Aim of the exercise:
Count the lines containing "BINANCE". Give the number alone.

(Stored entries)
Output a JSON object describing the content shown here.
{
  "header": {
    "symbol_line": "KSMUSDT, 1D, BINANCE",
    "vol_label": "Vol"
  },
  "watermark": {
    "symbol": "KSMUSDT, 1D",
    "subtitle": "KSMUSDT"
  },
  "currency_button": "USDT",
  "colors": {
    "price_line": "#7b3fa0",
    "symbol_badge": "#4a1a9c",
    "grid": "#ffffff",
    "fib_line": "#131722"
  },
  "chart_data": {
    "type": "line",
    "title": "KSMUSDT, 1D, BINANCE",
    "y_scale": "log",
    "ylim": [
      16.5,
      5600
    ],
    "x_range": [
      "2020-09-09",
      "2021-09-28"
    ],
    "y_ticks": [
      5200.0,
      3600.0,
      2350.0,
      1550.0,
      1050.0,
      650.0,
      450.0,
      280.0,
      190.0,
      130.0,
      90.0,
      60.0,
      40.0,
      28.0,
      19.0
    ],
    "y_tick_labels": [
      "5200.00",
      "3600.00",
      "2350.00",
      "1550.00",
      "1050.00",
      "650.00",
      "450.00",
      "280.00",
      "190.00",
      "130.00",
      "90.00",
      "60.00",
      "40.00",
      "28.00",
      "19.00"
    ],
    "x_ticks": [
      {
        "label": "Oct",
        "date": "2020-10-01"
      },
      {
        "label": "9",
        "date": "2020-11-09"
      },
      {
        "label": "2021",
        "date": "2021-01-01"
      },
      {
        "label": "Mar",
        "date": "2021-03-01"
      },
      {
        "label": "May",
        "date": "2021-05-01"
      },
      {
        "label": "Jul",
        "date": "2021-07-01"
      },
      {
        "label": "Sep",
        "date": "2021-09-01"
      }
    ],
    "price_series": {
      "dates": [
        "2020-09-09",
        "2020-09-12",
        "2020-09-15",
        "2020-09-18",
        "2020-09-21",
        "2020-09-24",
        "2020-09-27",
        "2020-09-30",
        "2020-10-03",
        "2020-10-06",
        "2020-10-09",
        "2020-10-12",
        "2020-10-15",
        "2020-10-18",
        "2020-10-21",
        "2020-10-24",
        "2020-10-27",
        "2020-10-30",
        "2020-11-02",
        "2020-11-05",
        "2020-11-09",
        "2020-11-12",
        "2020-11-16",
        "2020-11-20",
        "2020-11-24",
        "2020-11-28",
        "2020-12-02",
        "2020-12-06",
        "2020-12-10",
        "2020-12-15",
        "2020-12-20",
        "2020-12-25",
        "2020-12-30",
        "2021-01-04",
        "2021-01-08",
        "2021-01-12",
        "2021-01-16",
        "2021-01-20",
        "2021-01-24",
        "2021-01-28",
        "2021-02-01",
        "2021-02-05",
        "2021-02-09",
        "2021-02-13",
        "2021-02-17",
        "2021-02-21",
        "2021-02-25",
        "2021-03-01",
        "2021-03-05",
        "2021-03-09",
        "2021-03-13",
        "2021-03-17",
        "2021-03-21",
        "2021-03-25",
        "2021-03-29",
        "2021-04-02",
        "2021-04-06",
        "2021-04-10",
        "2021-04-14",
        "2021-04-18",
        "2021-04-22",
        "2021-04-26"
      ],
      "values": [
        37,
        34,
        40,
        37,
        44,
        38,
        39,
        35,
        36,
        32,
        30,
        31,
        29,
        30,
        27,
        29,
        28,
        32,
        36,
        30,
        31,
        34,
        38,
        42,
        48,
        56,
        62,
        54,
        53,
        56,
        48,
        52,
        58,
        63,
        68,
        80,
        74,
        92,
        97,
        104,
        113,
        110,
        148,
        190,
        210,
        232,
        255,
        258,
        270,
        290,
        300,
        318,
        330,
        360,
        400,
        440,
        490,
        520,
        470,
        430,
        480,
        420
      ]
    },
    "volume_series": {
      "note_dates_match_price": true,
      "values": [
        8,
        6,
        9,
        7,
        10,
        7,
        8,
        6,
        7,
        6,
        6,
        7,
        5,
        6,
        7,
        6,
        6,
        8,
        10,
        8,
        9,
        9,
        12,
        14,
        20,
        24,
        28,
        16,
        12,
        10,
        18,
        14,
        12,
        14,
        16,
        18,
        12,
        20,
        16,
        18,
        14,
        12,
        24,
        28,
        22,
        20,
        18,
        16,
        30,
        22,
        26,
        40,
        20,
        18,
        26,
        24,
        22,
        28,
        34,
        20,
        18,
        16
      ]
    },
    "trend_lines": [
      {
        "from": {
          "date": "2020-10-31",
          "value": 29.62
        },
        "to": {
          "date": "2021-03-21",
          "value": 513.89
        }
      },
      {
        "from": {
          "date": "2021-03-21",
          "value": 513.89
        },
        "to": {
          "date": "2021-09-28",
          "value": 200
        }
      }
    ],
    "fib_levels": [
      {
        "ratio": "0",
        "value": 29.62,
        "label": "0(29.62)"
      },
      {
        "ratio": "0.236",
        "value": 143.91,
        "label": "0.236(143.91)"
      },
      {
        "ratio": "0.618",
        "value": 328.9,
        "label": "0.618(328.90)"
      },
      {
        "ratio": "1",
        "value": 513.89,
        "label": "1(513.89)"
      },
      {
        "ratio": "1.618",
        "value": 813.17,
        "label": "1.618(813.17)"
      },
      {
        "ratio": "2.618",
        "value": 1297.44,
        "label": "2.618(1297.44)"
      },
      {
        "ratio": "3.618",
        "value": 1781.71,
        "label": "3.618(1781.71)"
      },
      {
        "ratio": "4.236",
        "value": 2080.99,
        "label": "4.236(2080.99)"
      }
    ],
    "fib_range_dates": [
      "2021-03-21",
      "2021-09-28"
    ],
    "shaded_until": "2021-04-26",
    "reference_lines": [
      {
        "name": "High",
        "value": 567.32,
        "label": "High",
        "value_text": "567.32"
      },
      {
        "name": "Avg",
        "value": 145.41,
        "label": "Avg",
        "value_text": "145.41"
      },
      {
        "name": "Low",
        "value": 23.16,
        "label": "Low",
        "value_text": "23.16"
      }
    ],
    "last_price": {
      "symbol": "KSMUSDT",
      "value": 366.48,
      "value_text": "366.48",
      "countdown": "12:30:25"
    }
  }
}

Exercise answer:
2